A single number is the answer: the count of lines below that contain "model".

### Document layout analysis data
'''

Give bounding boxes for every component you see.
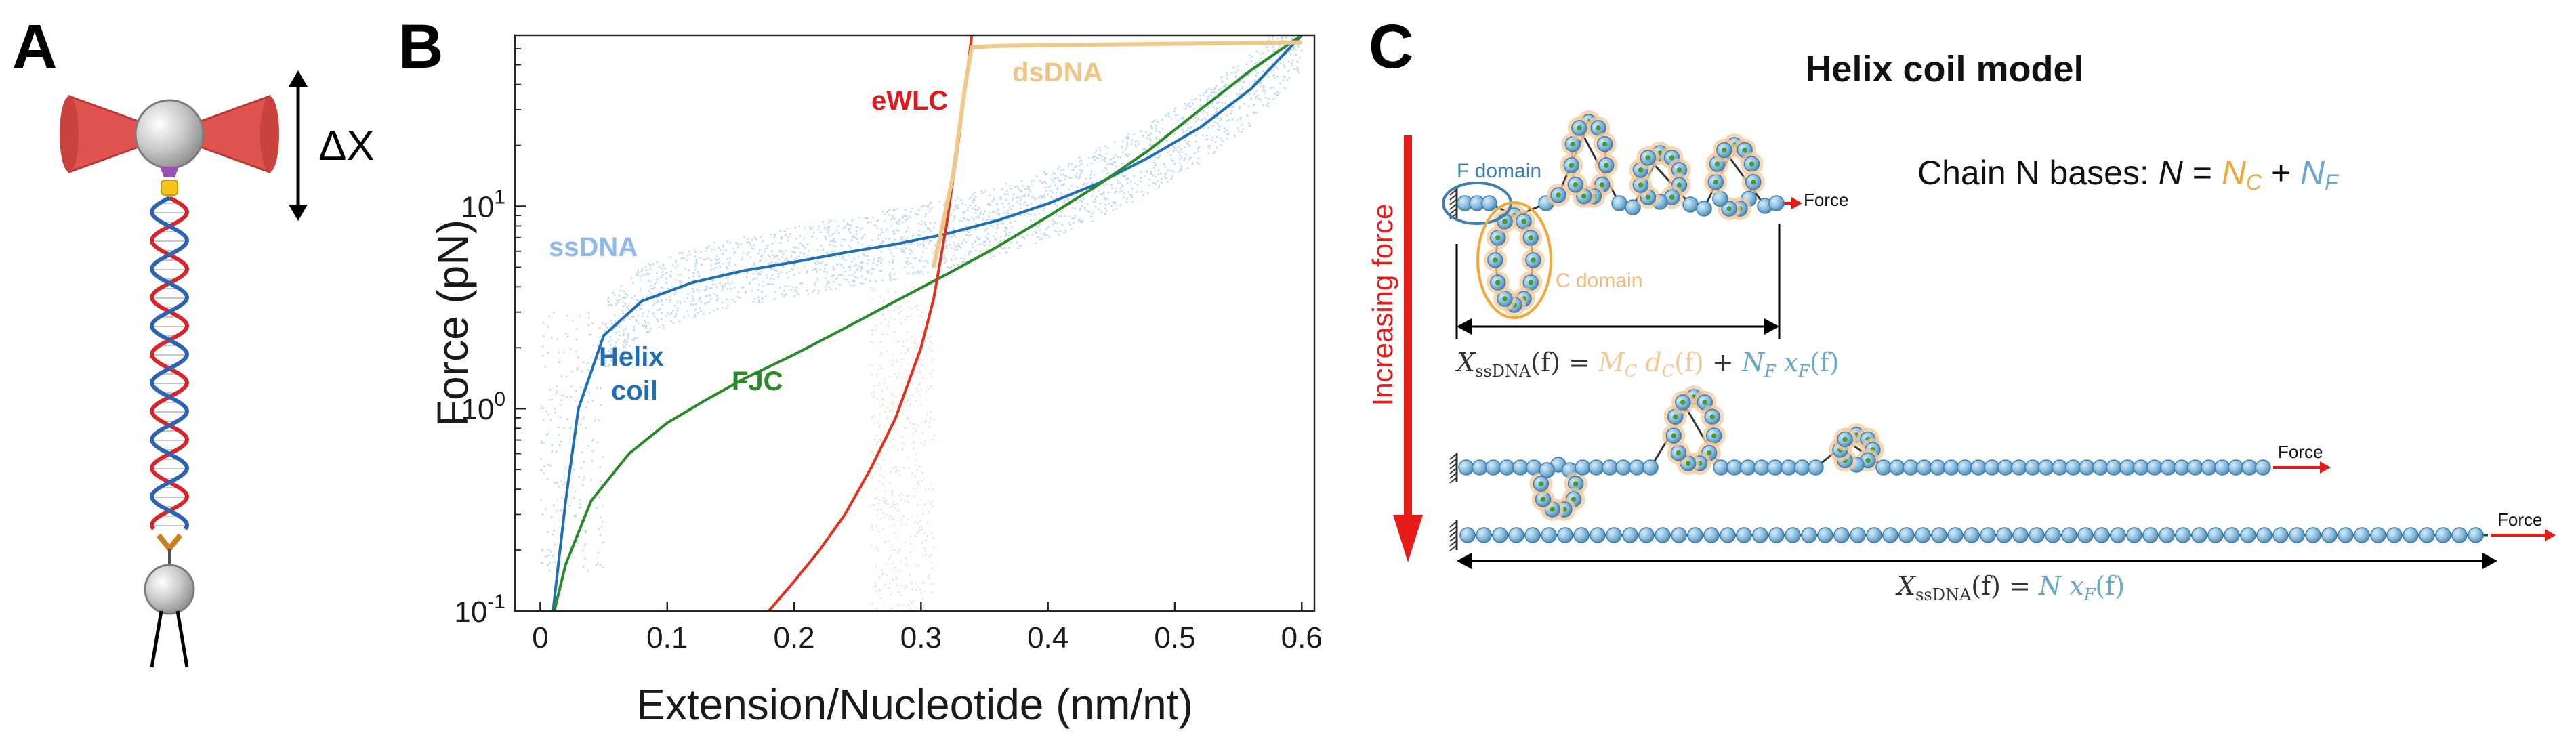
series-line-helix-coil xyxy=(552,35,1303,611)
biotin-icon xyxy=(161,180,178,196)
force-extension-chart: 0 0.1 0.2 0.3 0.4 0.5 0.6 10-1 100 101 Extension/… xyxy=(428,34,1323,729)
force-label-2: Force xyxy=(2278,442,2323,462)
chain-high-force xyxy=(1459,527,2488,543)
extension-equation-1: XssDNA(f) = MC dC(f) + NF xF(f) xyxy=(1455,348,1840,381)
f-domain-label: F domain xyxy=(1457,160,1541,182)
x-tick-label: 0.2 xyxy=(773,621,814,654)
extension-arrow-1 xyxy=(1455,224,1781,339)
panel-a: A ΔX xyxy=(12,12,375,668)
plot-frame xyxy=(514,34,1316,612)
force-label-3: Force xyxy=(2497,509,2542,530)
series-lines xyxy=(552,35,1303,611)
panel-b-letter: B xyxy=(398,12,443,81)
fjc-label: FJC xyxy=(732,366,783,396)
increasing-force-arrow xyxy=(1393,135,1423,562)
x-tick-label: 0.1 xyxy=(646,621,688,654)
pipette-bead-icon xyxy=(144,564,195,615)
chain-equation: Chain N bases: N = NC + NF xyxy=(1917,154,2340,194)
delta-x-label: ΔX xyxy=(318,123,375,169)
axis-ticks: 0 0.1 0.2 0.3 0.4 0.5 0.6 10-1 100 101 xyxy=(454,35,1323,654)
model-title: Helix coil model xyxy=(1805,49,2083,89)
x-tick-label: 0.4 xyxy=(1027,621,1068,654)
antibody-icon xyxy=(156,533,183,553)
ewlc-label: eWLC xyxy=(871,86,948,116)
panel-c-letter: C xyxy=(1369,12,1413,81)
helix-coil-label-line2: coil xyxy=(611,376,658,406)
anchor-walls xyxy=(1449,188,2556,551)
trapped-bead-icon xyxy=(134,99,205,169)
y-tick-label: 100 xyxy=(461,388,505,426)
x-tick-label: 0.3 xyxy=(900,621,942,654)
x-tick-label: 0.6 xyxy=(1281,621,1323,654)
x-tick-label: 0 xyxy=(532,621,548,654)
chain-mid-force xyxy=(1458,385,2271,521)
y-axis-label: Force (pN) xyxy=(428,219,477,427)
c-domain-outline xyxy=(1476,201,1552,319)
y-tick-label: 10-1 xyxy=(454,591,505,629)
y-tick-label: 101 xyxy=(461,186,505,224)
ssdna-label: ssDNA xyxy=(549,232,638,262)
panel-b: B 0 0.1 0.2 0.3 0.4 0.5 0.6 10-1 100 101 Extensio… xyxy=(398,12,1323,729)
series-line-fjc xyxy=(553,35,1303,611)
ssdna-data-cloud xyxy=(540,35,1303,611)
force-label-1: Force xyxy=(1804,190,1848,210)
dsdna-label: dsDNA xyxy=(1012,58,1102,87)
delta-x-arrow xyxy=(289,70,308,221)
c-domain-label: C domain xyxy=(1556,270,1642,292)
x-axis-label: Extension/Nucleotide (nm/nt) xyxy=(636,680,1193,729)
extension-arrow-2 xyxy=(1457,553,2497,569)
chain-low-force xyxy=(1457,110,1785,316)
increasing-force-label: Increasing force xyxy=(1367,204,1398,406)
helix-coil-label-line1: Helix xyxy=(599,342,664,372)
linker-icon xyxy=(160,167,179,177)
panel-c: C Helix coil model Increasing force Chai… xyxy=(1367,12,2556,604)
series-line-dsdna xyxy=(932,40,1302,268)
dna-helix-icon xyxy=(149,196,190,530)
micropipette-icon xyxy=(150,610,189,668)
extension-equation-2: XssDNA(f) = N xF(f) xyxy=(1895,571,2125,604)
x-tick-label: 0.5 xyxy=(1154,621,1195,654)
chain-text: Chain N bases: xyxy=(1917,154,2159,192)
panel-a-letter: A xyxy=(12,12,57,81)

'''

### Result of this task
2